__Goal of the exercise__. The records that follow are to be transcribed in full, without their images.

- - -

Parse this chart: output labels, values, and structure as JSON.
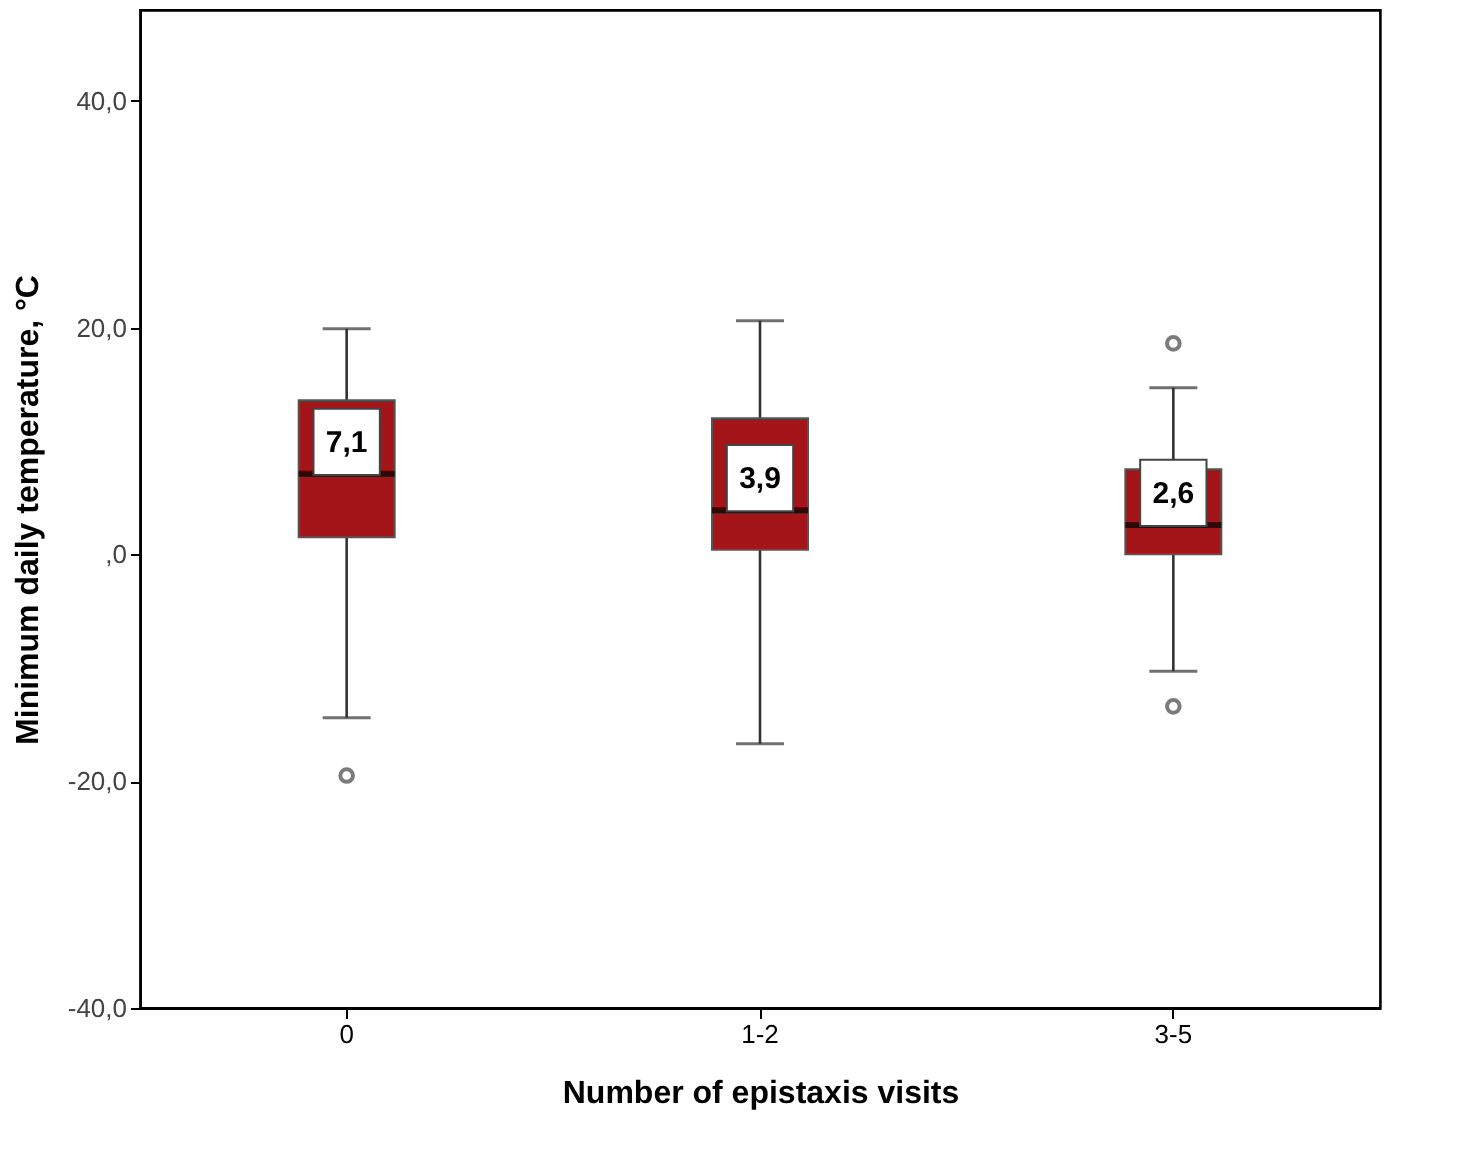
{
  "chart_data": {
    "type": "box",
    "xlabel": "Number of epistaxis visits",
    "ylabel": "Minimum daily temperature, °C",
    "categories": [
      "0",
      "1-2",
      "3-5"
    ],
    "boxes": [
      {
        "low": -14.4,
        "q1": 1.5,
        "median": 7.1,
        "q3": 13.6,
        "high": 19.9,
        "outliers": [
          -19.5
        ]
      },
      {
        "low": -16.7,
        "q1": 0.4,
        "median": 3.9,
        "q3": 12.0,
        "high": 20.6
      },
      {
        "low": -10.3,
        "q1": 0.0,
        "median": 2.6,
        "q3": 7.5,
        "high": 14.7,
        "outliers": [
          18.6,
          -13.4
        ]
      }
    ],
    "value_labels": [
      "7,1",
      "3,9",
      "2,6"
    ],
    "color": "#a31518",
    "ylim": [
      -40,
      48
    ],
    "yticks": [
      {
        "value": 40,
        "label": "40,0"
      },
      {
        "value": 20,
        "label": "20,0"
      },
      {
        "value": 0,
        "label": ",0"
      },
      {
        "value": -20,
        "label": "-20,0"
      },
      {
        "value": -40,
        "label": "-40,0"
      }
    ],
    "grid": false
  }
}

- - -

__Task answer__.
Parse this chart: output labels, values, and structure as JSON.
{
  "chart_data": {
    "type": "box",
    "xlabel": "Number of epistaxis visits",
    "ylabel": "Minimum daily temperature, °C",
    "categories": [
      "0",
      "1-2",
      "3-5"
    ],
    "boxes": [
      {
        "low": -14.4,
        "q1": 1.5,
        "median": 7.1,
        "q3": 13.6,
        "high": 19.9,
        "outliers": [
          -19.5
        ]
      },
      {
        "low": -16.7,
        "q1": 0.4,
        "median": 3.9,
        "q3": 12.0,
        "high": 20.6
      },
      {
        "low": -10.3,
        "q1": 0.0,
        "median": 2.6,
        "q3": 7.5,
        "high": 14.7,
        "outliers": [
          18.6,
          -13.4
        ]
      }
    ],
    "value_labels": [
      "7,1",
      "3,9",
      "2,6"
    ],
    "color": "#a31518",
    "ylim": [
      -40,
      48
    ],
    "yticks": [
      {
        "value": 40,
        "label": "40,0"
      },
      {
        "value": 20,
        "label": "20,0"
      },
      {
        "value": 0,
        "label": ",0"
      },
      {
        "value": -20,
        "label": "-20,0"
      },
      {
        "value": -40,
        "label": "-40,0"
      }
    ],
    "grid": false
  }
}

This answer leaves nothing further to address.